[start Listing]

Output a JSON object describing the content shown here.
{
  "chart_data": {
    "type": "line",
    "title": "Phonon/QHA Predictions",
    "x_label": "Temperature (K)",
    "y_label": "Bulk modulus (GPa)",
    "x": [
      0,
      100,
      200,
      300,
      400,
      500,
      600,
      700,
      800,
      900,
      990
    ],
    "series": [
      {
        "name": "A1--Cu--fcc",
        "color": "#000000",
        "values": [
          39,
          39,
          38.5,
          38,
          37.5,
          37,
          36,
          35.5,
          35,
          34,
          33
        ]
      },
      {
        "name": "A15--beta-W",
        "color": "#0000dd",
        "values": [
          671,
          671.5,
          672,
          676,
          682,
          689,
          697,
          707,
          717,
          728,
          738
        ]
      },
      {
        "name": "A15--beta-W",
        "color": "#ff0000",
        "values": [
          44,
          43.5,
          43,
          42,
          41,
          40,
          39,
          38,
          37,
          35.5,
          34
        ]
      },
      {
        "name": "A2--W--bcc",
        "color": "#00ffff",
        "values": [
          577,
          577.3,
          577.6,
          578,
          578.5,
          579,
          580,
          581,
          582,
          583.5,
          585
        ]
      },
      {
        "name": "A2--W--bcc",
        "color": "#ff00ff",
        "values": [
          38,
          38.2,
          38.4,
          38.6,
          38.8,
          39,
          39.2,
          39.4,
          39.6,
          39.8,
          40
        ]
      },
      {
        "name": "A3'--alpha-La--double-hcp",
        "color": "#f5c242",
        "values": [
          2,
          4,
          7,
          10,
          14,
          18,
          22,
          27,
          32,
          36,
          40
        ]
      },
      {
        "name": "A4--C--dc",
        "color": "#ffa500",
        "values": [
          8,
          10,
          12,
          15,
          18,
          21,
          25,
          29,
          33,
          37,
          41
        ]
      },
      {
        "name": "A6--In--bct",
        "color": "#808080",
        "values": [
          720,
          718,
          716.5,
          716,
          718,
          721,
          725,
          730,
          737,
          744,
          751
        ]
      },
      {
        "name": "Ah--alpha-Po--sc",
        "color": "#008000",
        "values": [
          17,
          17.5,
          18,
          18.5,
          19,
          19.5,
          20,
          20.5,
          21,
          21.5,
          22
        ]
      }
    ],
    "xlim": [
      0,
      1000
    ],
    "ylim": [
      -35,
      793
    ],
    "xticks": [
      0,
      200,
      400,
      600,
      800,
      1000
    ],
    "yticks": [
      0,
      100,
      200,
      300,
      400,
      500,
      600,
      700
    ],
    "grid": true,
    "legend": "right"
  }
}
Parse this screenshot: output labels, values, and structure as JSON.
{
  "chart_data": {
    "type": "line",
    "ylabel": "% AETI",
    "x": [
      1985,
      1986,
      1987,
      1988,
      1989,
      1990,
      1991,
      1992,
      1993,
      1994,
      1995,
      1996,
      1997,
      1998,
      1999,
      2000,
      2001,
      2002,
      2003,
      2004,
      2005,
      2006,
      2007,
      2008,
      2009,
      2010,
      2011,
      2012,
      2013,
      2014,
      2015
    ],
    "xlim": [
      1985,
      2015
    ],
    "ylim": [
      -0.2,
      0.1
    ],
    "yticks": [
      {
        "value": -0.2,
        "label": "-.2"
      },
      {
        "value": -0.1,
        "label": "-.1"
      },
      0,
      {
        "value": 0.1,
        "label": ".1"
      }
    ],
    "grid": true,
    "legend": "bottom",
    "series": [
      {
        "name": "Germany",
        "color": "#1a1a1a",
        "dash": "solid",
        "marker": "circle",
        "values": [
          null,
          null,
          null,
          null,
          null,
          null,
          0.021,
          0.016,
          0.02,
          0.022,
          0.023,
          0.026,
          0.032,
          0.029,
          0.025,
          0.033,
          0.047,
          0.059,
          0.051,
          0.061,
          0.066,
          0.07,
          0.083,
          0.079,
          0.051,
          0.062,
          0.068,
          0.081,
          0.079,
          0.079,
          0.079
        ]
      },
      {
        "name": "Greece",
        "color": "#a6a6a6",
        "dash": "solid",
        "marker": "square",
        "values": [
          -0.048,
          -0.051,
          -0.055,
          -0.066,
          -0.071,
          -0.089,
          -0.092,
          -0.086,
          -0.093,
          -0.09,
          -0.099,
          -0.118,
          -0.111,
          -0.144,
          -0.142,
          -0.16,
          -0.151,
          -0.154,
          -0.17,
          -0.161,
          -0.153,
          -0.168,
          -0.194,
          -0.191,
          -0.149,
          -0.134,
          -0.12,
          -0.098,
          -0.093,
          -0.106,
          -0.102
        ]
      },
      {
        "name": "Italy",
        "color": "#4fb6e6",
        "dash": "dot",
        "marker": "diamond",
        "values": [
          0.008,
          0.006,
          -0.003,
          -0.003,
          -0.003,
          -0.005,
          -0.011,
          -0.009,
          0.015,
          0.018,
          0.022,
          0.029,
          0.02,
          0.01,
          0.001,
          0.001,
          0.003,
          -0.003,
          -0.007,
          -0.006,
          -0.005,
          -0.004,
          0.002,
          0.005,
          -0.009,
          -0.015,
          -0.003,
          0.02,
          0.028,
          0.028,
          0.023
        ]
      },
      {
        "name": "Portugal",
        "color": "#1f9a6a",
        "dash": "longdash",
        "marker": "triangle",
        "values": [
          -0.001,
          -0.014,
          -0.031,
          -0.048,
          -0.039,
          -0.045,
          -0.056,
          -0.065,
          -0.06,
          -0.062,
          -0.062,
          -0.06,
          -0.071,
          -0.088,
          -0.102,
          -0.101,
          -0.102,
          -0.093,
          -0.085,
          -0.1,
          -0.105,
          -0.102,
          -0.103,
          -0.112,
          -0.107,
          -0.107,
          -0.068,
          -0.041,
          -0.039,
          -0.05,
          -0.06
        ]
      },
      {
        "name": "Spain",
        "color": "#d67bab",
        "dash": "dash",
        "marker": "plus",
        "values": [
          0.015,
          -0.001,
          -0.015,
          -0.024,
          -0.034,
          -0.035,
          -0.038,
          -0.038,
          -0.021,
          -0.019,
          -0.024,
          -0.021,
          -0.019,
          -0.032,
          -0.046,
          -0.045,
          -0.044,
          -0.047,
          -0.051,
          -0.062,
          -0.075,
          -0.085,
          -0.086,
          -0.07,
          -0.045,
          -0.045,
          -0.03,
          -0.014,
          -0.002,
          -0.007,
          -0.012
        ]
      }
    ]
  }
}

[end Listing]

[The problem] Isolate each line of the listing above that includes "JSON". Copy it.

[Answer for the task]
Output a JSON object describing the content shown here.
Parse this screenshot: output labels, values, and structure as JSON.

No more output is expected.